[Recorded information]:
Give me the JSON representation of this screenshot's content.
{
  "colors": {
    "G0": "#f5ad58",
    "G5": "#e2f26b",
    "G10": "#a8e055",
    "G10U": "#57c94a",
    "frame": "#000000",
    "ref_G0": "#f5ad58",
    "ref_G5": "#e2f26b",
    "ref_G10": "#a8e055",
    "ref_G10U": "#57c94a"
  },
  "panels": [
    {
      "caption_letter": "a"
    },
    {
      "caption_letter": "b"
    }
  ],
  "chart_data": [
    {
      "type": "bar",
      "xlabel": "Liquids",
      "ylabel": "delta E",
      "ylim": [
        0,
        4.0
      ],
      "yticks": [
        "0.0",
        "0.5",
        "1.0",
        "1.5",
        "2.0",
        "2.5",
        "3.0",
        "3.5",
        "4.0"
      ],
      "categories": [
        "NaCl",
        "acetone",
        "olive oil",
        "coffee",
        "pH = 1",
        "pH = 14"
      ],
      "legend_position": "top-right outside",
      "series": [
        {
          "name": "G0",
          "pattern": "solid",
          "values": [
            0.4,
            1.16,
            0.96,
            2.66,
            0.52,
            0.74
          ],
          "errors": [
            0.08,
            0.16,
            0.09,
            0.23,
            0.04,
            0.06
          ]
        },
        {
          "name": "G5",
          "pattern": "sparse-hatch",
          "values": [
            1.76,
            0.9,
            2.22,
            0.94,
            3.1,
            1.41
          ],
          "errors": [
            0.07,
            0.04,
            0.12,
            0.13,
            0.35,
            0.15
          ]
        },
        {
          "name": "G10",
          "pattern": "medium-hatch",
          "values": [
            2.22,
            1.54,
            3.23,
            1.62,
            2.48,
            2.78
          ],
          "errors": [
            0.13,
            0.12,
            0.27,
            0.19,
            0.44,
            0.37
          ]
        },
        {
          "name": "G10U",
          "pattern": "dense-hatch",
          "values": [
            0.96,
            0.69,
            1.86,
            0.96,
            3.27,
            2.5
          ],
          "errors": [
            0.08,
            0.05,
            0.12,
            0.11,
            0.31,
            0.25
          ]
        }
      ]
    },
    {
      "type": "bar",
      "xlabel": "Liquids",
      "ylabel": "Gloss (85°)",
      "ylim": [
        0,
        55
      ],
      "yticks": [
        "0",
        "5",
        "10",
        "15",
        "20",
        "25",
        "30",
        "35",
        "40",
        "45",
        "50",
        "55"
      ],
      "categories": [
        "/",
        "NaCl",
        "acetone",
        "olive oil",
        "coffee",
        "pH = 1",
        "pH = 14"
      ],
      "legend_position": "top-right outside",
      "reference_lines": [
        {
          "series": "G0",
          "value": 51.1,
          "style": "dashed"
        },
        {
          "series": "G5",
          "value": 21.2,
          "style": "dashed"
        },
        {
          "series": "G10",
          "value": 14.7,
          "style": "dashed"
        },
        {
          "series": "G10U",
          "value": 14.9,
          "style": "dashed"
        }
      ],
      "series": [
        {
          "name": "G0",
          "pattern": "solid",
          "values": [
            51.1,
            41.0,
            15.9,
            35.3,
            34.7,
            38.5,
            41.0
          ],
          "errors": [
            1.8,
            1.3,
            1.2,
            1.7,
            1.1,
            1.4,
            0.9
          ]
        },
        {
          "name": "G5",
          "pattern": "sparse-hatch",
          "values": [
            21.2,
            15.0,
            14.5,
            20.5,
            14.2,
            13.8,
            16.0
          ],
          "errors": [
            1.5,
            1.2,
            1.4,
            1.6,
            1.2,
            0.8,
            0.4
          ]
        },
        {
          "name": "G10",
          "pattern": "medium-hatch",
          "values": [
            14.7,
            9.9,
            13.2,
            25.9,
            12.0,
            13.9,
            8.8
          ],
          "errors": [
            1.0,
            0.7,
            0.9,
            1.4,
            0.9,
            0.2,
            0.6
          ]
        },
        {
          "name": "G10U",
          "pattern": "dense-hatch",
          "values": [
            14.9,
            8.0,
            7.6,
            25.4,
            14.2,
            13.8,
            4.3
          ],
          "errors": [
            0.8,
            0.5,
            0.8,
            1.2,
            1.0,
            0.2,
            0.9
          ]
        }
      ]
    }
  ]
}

==

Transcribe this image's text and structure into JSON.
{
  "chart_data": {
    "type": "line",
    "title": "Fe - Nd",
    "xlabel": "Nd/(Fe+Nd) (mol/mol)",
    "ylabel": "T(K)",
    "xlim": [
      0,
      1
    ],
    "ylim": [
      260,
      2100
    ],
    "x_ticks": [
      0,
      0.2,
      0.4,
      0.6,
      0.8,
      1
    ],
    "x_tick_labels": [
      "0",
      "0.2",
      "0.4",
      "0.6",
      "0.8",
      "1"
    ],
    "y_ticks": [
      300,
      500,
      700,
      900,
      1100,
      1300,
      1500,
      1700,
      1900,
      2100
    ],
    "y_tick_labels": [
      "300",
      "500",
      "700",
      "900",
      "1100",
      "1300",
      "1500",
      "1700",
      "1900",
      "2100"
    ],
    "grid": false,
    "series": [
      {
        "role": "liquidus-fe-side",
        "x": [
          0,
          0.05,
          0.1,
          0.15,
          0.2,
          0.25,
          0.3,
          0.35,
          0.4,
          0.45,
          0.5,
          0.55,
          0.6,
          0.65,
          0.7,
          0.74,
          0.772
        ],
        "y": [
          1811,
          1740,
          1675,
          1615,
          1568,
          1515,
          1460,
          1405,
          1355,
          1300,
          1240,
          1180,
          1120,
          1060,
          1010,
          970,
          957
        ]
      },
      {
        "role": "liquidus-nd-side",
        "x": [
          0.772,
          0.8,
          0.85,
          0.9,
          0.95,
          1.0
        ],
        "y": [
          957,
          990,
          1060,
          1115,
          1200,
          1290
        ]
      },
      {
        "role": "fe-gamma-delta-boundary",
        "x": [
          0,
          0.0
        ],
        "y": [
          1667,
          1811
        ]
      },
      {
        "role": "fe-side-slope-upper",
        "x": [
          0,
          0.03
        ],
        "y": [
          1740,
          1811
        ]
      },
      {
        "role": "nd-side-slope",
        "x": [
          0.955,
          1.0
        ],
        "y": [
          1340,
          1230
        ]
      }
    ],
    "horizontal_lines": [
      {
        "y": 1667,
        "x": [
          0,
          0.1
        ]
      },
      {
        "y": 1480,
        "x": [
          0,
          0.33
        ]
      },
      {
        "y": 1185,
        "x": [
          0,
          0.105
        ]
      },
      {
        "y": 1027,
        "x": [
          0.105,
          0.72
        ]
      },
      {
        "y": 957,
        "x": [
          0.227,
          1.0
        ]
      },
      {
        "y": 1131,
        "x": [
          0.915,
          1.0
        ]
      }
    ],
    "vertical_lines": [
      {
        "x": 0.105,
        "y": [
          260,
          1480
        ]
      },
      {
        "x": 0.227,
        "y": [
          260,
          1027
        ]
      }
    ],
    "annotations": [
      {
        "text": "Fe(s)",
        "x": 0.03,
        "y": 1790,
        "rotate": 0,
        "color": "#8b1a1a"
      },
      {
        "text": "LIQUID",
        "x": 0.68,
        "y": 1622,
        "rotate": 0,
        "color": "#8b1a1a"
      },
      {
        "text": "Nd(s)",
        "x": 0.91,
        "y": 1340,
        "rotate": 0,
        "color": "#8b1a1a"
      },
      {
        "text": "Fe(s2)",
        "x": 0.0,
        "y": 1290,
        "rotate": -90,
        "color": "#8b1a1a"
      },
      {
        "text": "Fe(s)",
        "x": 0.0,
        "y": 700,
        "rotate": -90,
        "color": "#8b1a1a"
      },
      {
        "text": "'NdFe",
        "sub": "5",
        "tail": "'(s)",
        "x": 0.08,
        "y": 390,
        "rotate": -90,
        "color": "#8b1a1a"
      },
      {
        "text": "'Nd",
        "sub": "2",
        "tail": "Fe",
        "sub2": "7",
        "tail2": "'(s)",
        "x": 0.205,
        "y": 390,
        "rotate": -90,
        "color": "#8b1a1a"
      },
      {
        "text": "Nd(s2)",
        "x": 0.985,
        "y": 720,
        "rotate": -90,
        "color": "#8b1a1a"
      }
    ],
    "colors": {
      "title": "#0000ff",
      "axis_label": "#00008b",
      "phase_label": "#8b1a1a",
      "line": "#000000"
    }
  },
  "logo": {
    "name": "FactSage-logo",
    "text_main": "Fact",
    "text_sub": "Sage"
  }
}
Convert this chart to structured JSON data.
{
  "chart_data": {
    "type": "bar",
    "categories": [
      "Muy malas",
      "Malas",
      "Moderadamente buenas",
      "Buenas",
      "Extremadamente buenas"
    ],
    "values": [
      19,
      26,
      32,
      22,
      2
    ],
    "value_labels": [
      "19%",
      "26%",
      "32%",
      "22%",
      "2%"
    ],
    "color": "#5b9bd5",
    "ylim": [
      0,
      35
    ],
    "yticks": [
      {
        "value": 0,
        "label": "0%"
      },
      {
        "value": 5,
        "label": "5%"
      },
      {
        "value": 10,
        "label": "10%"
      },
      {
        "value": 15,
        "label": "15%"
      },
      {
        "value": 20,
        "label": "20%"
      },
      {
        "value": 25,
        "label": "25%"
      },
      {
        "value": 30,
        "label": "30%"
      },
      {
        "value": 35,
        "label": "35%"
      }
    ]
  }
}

--

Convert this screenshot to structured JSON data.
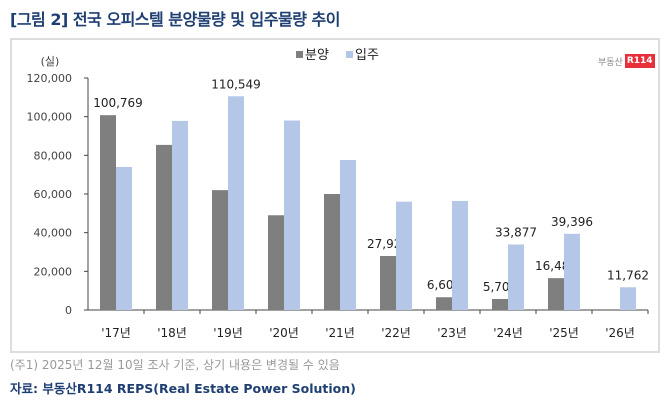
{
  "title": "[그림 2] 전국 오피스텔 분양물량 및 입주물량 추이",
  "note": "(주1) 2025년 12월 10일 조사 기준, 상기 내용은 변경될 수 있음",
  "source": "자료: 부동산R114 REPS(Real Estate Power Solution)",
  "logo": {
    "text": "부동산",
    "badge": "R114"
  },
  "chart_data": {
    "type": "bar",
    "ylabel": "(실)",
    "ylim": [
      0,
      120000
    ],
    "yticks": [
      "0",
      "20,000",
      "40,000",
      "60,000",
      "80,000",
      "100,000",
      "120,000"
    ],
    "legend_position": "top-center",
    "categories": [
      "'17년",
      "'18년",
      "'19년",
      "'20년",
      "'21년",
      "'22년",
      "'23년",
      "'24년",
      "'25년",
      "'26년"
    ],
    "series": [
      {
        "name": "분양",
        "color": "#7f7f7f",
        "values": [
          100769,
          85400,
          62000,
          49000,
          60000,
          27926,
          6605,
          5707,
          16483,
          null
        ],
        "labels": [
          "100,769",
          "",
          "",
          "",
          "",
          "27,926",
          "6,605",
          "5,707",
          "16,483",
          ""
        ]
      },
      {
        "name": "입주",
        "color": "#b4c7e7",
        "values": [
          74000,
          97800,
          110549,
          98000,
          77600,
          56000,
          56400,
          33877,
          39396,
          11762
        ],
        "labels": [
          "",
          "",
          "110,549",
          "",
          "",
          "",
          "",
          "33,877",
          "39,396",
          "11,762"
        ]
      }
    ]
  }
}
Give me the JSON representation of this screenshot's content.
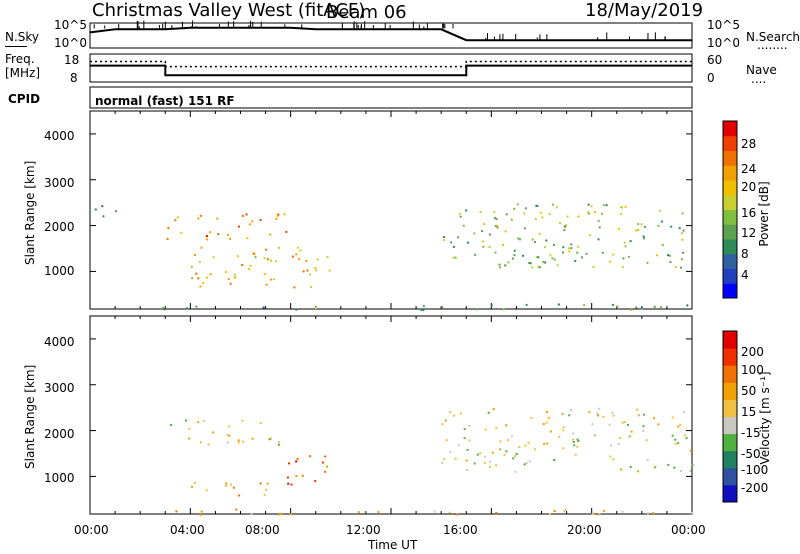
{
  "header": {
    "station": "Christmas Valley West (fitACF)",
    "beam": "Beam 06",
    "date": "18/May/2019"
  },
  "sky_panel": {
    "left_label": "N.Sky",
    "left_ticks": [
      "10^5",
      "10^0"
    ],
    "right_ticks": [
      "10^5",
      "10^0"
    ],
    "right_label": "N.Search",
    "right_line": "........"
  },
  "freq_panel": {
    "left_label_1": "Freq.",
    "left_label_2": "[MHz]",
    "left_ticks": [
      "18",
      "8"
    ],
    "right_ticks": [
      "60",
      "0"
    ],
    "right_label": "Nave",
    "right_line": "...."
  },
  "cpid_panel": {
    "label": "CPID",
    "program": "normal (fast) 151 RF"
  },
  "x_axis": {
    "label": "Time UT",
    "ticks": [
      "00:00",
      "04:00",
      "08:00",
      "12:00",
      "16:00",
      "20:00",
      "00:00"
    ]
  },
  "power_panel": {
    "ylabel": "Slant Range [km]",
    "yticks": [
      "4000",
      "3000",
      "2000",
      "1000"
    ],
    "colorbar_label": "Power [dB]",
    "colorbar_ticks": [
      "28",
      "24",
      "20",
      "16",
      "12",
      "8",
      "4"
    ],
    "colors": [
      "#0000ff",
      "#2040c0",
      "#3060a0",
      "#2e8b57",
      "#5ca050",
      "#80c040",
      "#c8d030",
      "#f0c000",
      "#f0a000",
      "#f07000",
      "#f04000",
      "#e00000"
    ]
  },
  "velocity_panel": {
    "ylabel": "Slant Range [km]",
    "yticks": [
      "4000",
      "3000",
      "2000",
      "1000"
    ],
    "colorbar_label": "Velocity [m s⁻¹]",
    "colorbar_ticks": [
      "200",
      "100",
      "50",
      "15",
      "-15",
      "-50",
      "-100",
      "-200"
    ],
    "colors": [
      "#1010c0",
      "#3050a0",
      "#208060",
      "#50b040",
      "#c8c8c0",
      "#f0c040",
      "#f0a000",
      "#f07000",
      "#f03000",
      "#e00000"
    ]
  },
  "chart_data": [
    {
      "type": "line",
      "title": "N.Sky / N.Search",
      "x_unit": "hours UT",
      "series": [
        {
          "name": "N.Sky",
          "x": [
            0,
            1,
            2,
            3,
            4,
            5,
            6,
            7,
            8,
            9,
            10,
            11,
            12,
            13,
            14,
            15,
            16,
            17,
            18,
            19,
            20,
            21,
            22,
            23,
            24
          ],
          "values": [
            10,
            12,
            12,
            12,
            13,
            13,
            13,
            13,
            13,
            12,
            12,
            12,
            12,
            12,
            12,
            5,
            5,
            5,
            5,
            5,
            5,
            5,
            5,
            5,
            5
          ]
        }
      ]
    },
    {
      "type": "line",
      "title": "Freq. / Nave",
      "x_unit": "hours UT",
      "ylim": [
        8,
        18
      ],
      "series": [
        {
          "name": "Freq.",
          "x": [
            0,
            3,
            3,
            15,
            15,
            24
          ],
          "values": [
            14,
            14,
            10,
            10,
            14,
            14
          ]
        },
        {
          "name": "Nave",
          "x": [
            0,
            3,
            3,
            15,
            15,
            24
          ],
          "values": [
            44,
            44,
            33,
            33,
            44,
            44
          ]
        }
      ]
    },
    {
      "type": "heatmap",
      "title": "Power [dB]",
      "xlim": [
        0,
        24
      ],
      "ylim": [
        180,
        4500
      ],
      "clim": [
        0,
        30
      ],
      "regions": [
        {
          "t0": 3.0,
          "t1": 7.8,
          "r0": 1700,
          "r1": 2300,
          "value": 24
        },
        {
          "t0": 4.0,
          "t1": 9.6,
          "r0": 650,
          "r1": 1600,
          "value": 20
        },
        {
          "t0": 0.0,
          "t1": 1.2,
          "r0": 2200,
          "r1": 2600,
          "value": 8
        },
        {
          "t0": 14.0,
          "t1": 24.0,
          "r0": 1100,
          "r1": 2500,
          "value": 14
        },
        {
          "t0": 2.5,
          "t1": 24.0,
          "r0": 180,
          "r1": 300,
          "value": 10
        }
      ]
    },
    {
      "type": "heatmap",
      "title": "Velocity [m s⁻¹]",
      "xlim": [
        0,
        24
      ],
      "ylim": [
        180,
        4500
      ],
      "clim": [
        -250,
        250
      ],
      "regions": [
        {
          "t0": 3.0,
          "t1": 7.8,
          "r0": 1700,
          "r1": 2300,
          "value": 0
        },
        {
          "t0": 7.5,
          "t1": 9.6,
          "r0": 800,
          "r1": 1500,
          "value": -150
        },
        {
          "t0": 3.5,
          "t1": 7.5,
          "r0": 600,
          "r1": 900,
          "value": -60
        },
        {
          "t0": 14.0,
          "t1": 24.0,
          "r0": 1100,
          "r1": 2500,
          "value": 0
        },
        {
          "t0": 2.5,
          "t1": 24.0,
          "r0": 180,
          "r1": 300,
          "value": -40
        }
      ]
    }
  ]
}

[The exercise]: Search the entries for the word "liquidus", then gather every line that has it.

[Solution to this exercise]:
        "role": "liquidus-fe-side",
        "role": "liquidus-nd-side",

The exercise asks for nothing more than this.